How to start the conversation.
No two ways about it, saying “hey, let’s touch each other in front of each other” can feel pretty awkward. Fortunately, there are ways to make it easier – and hotter.
Sexting – or a spicy email, or a note on the nightstand – is a great way to introduce the idea of couple masturbation, since many people are more comfortable expressing themselves through the written word than IRL. Weave it into a sexy convo that’s already underway, and see what happens.
If you and your partner enjoy talking dirty during sex, that’s also a great way to broach the topic – as a promise for a future red-hot encounter. Or try reminiscing about your best masturbation stories from eras past, and see how they respond.
“But wait,” you might be thinking. “What if they’re weird about it?” Well, there are different flavors of “weird”. Tentativeness or embarrassment come with the territory, and call for patience, kindness and candor. However, if your partner is hostile to the idea of you masturbating in general, that’s cause for a serious reevaluation.
Mutual masturbation tips!

### [TASKS]
1) In the text about starting a conversation on couple masturbation, which reactions from a partner call for patience, kindness and candor?
2) Please write the next part of the text about starting a conversation on couple masturbation, picking up after its final line.
The records that follow were taken from a separate source.

Page layout parsing data:
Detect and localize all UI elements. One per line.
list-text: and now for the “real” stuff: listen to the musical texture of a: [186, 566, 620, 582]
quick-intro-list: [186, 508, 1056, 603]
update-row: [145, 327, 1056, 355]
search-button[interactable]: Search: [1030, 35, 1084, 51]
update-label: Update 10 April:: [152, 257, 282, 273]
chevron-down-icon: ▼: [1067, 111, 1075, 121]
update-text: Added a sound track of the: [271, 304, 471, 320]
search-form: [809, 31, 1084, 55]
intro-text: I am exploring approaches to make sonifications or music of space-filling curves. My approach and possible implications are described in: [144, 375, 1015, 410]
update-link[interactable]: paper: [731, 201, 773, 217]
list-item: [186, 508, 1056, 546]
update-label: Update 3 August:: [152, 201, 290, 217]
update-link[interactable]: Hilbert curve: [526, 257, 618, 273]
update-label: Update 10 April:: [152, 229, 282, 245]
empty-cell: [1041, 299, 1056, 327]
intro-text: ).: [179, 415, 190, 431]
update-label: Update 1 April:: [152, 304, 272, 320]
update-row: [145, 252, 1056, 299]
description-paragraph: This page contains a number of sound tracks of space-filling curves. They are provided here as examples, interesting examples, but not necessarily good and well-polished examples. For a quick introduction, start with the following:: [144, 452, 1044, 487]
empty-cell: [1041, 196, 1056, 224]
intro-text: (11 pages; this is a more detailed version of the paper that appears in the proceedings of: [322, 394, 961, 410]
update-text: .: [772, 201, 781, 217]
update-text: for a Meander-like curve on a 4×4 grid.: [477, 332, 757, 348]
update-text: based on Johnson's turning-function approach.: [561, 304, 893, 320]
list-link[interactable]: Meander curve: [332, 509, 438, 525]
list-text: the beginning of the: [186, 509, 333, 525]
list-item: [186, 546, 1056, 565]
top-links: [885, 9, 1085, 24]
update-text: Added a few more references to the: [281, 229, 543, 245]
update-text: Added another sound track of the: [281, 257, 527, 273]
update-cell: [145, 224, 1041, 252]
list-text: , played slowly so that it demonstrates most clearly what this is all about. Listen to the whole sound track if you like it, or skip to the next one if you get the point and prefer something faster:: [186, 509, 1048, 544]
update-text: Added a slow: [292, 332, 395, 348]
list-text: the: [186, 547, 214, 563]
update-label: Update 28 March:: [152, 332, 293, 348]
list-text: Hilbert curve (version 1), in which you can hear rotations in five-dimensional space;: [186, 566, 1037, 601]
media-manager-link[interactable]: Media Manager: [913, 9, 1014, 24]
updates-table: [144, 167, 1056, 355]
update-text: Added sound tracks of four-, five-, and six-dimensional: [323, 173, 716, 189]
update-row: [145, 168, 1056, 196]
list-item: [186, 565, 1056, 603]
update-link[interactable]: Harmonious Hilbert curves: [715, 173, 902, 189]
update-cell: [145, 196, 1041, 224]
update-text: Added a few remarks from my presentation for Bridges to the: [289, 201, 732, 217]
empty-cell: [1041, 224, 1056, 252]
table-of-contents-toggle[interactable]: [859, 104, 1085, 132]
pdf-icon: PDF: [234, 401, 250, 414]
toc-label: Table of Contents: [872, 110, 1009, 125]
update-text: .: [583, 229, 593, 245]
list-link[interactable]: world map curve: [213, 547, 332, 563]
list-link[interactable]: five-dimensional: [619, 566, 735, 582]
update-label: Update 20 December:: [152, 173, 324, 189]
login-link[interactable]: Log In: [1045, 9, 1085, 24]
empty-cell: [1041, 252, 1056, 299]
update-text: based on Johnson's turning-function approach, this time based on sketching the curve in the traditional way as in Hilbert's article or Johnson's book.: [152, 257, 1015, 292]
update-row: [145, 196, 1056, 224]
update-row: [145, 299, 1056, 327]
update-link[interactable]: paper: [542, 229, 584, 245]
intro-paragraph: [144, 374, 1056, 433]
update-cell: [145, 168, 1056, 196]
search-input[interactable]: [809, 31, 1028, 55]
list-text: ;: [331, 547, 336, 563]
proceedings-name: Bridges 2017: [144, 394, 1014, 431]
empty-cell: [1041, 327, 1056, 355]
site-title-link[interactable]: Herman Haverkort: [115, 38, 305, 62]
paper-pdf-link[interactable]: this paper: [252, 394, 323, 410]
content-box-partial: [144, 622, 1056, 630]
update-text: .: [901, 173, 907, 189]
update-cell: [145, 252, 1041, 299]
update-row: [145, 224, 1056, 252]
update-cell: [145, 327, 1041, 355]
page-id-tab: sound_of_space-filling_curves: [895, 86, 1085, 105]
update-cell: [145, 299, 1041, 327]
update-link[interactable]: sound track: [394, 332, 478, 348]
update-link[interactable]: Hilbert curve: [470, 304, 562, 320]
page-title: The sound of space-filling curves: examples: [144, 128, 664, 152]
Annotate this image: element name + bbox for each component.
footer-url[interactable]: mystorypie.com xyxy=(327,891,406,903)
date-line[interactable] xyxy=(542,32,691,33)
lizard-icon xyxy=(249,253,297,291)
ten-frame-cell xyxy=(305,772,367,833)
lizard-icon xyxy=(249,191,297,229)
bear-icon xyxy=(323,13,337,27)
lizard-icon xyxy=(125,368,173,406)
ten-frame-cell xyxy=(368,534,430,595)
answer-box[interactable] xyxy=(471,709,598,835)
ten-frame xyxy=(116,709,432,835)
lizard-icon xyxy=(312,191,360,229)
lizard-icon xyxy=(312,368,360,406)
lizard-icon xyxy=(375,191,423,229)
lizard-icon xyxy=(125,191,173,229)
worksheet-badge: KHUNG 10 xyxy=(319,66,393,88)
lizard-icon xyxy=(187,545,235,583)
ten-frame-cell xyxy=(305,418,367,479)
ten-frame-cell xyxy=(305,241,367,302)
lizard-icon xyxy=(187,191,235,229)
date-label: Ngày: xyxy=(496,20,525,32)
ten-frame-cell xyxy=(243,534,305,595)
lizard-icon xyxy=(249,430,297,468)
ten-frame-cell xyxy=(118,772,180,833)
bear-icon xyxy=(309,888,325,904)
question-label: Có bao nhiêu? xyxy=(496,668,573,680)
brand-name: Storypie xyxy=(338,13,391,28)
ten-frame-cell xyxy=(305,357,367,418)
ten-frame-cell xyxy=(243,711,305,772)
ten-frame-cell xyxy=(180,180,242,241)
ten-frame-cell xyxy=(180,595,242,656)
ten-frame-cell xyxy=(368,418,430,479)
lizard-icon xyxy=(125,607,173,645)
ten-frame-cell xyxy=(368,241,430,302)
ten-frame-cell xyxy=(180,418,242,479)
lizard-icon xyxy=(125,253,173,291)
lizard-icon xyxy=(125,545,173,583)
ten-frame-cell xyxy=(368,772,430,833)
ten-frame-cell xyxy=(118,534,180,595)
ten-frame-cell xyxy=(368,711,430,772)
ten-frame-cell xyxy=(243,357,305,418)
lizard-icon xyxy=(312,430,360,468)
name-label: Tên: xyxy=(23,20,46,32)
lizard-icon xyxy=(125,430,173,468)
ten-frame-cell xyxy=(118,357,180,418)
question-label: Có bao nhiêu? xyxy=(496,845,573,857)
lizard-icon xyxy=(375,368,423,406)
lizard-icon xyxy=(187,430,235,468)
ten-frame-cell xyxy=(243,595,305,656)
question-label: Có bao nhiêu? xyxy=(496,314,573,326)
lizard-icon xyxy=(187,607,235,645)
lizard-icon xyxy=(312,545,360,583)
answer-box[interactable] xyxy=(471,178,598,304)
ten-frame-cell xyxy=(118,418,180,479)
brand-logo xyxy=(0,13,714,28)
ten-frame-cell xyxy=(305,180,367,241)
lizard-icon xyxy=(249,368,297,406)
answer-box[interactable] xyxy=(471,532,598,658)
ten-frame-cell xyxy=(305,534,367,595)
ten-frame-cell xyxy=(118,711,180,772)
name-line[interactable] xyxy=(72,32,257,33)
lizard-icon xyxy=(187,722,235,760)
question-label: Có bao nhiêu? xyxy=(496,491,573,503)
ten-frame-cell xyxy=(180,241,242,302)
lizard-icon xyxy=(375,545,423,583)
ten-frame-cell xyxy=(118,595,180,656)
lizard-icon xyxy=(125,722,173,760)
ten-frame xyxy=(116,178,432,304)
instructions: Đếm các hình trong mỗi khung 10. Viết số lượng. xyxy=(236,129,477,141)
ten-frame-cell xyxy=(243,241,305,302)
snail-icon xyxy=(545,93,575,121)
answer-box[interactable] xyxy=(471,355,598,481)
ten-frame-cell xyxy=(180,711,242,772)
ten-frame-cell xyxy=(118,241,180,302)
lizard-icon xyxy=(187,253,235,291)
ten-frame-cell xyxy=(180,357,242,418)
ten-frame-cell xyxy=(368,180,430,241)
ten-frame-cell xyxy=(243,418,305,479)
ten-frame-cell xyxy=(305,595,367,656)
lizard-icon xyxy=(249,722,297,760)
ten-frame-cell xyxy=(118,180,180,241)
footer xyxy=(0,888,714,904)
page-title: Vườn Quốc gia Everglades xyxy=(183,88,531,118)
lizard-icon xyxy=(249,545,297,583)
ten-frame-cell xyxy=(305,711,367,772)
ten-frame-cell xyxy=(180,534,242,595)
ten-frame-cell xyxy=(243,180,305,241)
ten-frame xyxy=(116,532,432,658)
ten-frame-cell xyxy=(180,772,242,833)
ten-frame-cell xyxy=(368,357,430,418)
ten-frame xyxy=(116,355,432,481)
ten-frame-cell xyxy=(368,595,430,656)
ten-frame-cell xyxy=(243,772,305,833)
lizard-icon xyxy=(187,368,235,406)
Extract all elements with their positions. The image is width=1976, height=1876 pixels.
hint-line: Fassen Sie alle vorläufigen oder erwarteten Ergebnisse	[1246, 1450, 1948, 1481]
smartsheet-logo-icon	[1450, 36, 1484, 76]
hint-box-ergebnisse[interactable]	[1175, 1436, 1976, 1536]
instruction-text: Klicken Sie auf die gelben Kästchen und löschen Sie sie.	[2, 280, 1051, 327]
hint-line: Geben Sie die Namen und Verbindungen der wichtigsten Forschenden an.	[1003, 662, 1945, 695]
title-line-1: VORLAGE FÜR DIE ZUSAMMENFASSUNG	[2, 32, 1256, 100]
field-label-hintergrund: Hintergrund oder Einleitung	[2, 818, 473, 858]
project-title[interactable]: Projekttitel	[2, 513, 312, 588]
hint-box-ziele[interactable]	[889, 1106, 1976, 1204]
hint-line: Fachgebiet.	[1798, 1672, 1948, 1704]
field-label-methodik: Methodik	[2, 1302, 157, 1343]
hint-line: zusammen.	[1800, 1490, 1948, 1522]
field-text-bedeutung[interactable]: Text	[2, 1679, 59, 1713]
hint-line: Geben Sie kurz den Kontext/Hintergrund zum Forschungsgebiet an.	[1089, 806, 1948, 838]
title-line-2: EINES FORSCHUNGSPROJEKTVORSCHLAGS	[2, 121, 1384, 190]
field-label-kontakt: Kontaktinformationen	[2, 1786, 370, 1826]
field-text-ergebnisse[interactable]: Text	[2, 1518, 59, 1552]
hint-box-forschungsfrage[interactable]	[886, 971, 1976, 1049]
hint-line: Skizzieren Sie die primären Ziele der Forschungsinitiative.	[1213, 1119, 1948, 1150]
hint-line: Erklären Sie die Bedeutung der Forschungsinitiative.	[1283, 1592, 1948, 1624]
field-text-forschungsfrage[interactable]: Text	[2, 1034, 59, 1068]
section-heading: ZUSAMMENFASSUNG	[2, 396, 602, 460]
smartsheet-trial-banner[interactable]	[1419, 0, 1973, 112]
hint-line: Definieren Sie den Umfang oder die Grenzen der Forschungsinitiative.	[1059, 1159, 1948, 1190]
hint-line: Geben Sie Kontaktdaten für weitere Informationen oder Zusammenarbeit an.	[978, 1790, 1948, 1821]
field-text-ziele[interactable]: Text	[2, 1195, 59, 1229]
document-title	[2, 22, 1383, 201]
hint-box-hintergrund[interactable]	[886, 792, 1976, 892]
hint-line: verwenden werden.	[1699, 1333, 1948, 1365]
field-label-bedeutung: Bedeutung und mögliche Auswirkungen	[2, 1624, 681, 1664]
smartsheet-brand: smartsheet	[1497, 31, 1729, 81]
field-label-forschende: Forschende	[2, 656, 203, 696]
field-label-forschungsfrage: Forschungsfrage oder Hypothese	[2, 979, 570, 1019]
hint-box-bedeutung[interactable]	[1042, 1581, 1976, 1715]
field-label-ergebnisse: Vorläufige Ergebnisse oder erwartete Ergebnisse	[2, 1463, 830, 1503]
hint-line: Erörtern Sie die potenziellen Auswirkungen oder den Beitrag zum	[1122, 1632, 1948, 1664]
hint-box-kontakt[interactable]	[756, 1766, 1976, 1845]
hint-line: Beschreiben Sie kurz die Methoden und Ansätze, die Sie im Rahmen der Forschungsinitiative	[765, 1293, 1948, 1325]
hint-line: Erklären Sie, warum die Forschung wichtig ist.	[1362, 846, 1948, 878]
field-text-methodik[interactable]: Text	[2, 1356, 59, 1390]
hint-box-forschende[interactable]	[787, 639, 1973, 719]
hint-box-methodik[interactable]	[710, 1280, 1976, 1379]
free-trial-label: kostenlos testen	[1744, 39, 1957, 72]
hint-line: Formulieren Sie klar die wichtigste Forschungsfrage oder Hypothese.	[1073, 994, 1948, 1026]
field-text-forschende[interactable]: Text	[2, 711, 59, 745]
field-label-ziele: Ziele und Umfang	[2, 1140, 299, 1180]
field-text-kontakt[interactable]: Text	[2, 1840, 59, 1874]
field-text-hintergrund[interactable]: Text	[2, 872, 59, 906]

### [EXERCISE RESULTS]
1) Tentativeness or embarrassment.

2)
So you’ve agreed that self-pleasure together is on the menu! There is absolutely nothing wrong with lying side-by-side and going at it like you always do – but you definitely have more options for making “we time” special.
Set the mood! Flattering lighting and comfortable surroundings go a long way towards easing tension. If you know you look good, you’ll probably feel more at ease feeling good. And since masturbation usually involves less unpredictable movement than partner sex, this is a great opportunity to light a bunch of candles without that back-of-the-mind worry about kicking one over and setting fire to the curtains.
Positions! Consider having one of you straddle the other for an up-close look, positioning yourselves at the opposite ends of a sofa, or sitting in their lap – or having them in yours. Or putting someone on all fours, or having them sit on the floor in front of you while you lounge in a chair, or or or...
Talk! Even if “talking dirty” isn’t your usual jam, asking them how they feel when they do that thing they’re doing or sharing how you feel can amp up the intimacy to 11. And if dirty talk is your thing, definitely give yourselves something juicy to think about!
Shy? Blankets are allowed! It’s okay to get under the covers for this. Even if you’re not scrutinizing each other’s genitalia, watching their face, listening to the sounds they make, and touching them while they touch themselves can all be fantastically intimate.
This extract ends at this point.